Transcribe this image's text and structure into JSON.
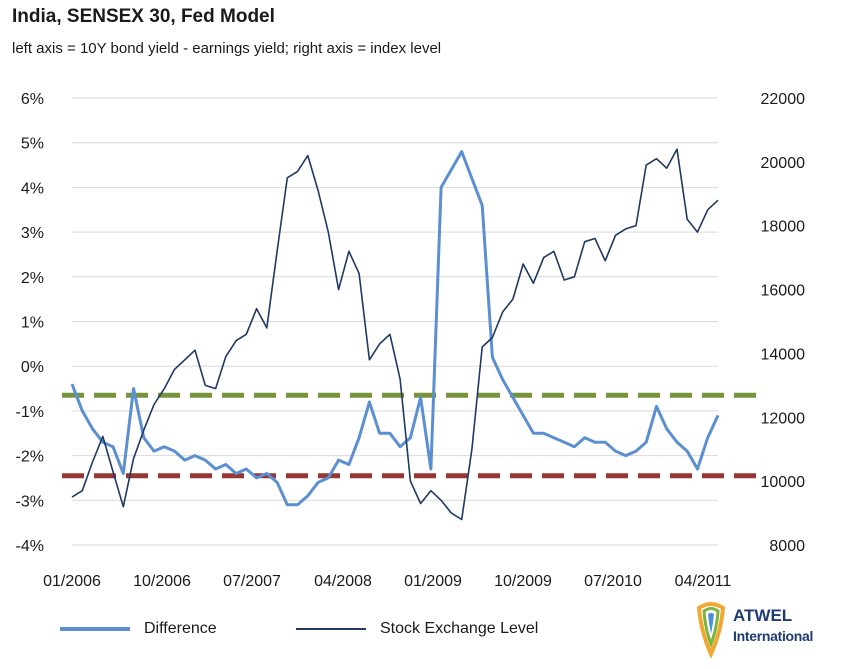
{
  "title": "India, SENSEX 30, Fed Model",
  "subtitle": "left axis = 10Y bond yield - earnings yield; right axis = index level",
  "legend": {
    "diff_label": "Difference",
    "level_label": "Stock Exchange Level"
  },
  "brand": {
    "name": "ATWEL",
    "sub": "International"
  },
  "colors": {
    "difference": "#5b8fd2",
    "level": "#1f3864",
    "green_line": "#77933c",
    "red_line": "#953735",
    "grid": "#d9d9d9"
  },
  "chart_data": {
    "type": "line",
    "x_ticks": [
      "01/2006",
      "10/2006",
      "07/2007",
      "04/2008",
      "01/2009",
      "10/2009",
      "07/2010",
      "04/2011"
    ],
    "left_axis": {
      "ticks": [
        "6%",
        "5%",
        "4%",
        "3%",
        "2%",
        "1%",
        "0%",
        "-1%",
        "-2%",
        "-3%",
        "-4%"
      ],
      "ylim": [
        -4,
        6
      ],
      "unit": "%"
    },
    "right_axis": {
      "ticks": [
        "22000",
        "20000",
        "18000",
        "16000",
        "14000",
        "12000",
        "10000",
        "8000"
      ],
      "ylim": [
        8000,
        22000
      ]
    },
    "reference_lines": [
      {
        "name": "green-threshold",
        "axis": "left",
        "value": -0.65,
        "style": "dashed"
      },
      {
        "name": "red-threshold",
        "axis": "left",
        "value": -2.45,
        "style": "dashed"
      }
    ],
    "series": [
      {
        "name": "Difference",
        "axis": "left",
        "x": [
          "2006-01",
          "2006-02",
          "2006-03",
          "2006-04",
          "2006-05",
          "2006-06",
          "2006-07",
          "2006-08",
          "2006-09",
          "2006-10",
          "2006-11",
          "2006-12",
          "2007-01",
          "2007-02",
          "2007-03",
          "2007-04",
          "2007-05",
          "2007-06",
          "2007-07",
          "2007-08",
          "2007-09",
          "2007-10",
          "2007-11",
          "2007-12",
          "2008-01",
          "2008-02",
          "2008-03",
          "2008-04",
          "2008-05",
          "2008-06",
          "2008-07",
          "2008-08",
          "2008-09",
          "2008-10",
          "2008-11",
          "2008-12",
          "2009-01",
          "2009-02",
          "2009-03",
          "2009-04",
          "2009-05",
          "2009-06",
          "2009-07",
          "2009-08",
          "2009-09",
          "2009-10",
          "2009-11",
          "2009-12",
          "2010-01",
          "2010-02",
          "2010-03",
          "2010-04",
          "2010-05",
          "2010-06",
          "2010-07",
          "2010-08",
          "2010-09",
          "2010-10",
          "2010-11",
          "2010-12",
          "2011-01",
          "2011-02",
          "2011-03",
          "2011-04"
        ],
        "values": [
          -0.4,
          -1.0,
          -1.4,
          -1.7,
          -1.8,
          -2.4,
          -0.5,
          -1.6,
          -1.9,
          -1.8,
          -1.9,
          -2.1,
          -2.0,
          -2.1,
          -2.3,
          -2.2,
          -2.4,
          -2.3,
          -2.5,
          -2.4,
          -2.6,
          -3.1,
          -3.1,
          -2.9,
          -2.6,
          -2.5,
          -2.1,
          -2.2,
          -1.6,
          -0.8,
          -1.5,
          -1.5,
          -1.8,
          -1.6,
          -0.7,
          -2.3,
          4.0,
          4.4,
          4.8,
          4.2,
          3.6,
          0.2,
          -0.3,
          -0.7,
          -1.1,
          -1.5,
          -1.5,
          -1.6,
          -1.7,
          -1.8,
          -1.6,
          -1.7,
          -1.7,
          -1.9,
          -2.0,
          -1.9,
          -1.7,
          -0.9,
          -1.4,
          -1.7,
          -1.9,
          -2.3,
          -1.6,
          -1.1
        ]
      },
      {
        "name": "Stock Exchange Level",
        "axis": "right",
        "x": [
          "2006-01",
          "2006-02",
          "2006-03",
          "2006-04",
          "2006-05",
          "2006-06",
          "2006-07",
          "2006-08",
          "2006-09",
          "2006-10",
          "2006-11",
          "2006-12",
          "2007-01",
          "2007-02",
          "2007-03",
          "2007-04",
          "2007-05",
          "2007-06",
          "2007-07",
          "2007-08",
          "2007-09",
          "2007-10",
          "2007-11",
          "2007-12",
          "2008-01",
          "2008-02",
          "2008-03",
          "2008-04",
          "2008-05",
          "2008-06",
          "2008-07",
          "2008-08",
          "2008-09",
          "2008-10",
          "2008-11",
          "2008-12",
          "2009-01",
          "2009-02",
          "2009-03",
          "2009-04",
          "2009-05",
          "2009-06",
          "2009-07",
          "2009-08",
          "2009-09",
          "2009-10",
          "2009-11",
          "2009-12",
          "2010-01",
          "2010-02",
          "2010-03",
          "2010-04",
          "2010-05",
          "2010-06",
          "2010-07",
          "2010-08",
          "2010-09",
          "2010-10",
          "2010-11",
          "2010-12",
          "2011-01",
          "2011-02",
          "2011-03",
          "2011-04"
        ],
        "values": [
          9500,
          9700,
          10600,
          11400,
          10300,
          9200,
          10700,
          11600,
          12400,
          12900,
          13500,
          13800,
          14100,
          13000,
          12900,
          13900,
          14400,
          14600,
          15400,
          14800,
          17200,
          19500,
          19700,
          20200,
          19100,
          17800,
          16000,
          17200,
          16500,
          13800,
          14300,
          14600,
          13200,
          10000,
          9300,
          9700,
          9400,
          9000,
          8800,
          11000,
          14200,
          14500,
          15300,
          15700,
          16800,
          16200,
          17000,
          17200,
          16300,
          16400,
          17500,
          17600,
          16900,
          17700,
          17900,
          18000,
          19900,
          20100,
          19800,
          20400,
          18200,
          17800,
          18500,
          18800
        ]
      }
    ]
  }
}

▬▬▬

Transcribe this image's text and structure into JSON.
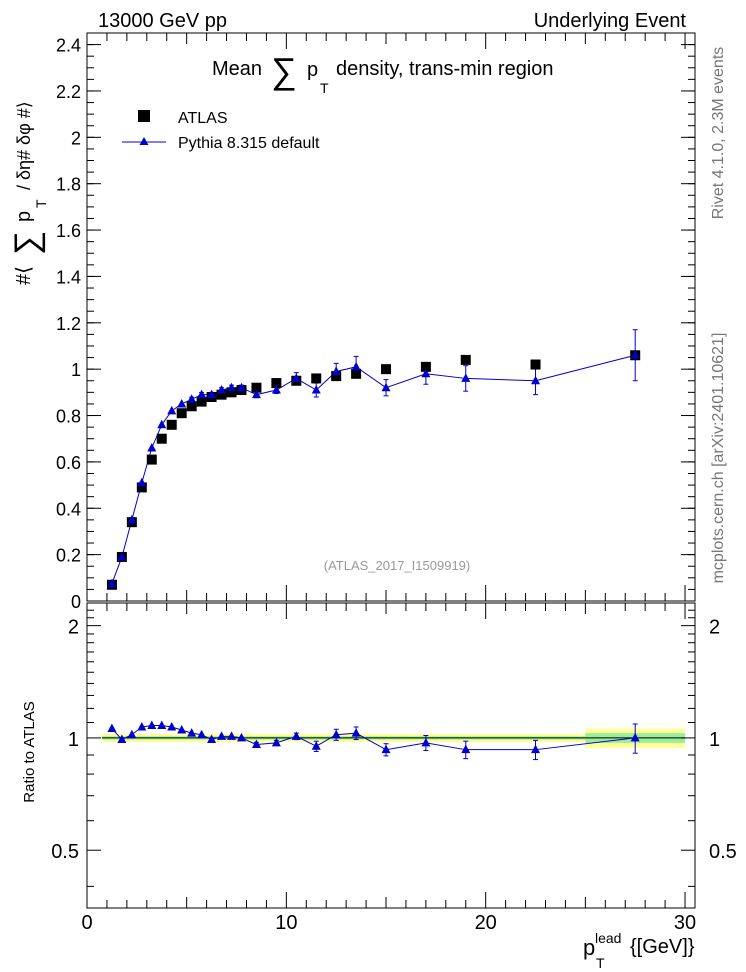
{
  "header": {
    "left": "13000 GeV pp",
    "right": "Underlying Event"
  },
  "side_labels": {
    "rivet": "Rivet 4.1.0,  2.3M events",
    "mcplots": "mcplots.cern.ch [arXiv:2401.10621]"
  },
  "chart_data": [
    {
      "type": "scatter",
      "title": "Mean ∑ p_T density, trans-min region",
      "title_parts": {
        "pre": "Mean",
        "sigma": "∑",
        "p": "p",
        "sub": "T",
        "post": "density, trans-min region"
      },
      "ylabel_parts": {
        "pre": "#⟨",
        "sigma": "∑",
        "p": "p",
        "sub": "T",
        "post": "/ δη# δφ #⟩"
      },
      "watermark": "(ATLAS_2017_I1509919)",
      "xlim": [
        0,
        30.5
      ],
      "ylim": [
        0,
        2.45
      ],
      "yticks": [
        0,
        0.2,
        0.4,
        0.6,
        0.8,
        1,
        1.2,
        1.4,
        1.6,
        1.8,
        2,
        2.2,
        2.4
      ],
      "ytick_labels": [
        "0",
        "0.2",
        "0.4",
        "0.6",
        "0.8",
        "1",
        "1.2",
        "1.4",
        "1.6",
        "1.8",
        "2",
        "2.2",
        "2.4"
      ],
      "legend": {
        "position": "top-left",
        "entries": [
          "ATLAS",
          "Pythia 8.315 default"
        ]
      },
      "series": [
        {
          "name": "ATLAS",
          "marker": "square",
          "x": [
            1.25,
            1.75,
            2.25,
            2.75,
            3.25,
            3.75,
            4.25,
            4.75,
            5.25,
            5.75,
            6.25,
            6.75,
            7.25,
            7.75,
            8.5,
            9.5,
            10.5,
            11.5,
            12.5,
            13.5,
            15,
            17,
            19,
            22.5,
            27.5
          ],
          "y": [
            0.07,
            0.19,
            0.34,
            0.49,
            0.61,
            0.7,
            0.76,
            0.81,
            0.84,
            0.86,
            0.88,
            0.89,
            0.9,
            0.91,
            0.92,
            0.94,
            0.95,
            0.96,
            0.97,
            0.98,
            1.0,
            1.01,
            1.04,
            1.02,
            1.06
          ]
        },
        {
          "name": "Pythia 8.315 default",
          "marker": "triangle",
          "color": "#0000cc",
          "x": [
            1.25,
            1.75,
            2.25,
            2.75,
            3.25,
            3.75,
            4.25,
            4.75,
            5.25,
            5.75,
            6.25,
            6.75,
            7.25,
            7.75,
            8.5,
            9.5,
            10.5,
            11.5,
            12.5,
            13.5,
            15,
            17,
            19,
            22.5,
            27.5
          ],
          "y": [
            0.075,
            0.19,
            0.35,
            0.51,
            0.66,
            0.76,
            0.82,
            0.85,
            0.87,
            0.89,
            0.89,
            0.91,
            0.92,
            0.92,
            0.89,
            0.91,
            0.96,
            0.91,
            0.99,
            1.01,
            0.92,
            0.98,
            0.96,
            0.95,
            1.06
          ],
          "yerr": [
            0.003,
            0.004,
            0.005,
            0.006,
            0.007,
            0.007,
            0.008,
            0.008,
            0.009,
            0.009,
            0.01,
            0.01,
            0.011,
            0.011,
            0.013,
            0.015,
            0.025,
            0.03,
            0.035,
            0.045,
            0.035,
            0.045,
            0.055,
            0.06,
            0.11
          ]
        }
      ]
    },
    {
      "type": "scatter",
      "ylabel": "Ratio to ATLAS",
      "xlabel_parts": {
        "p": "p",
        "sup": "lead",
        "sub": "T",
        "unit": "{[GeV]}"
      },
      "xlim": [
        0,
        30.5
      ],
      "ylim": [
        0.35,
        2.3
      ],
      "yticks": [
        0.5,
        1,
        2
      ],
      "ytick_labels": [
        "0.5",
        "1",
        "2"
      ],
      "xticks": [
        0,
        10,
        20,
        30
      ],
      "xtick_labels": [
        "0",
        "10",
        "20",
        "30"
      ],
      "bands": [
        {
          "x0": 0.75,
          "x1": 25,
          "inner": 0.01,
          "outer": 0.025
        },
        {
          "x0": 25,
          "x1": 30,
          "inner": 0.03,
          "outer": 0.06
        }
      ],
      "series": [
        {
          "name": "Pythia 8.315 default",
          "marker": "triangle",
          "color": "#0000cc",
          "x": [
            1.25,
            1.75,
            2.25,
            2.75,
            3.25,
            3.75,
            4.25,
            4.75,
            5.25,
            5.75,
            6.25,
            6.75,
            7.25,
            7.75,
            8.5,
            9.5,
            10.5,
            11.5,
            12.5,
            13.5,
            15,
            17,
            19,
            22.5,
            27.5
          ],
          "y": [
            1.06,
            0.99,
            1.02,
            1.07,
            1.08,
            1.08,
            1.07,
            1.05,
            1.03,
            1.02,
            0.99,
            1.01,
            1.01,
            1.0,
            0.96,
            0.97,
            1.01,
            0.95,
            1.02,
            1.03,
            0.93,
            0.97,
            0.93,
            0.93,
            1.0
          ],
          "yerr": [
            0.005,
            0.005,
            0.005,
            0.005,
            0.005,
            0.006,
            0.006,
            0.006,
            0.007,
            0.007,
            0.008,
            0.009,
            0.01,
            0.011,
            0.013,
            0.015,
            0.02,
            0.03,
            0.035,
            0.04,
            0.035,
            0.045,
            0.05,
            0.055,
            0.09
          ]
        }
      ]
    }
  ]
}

▬▬▬

_EXERCISE DESCRIPTION_. Report how many lines hold the string "region", giving the number and nothing else.

_THE OUTPUT_. 2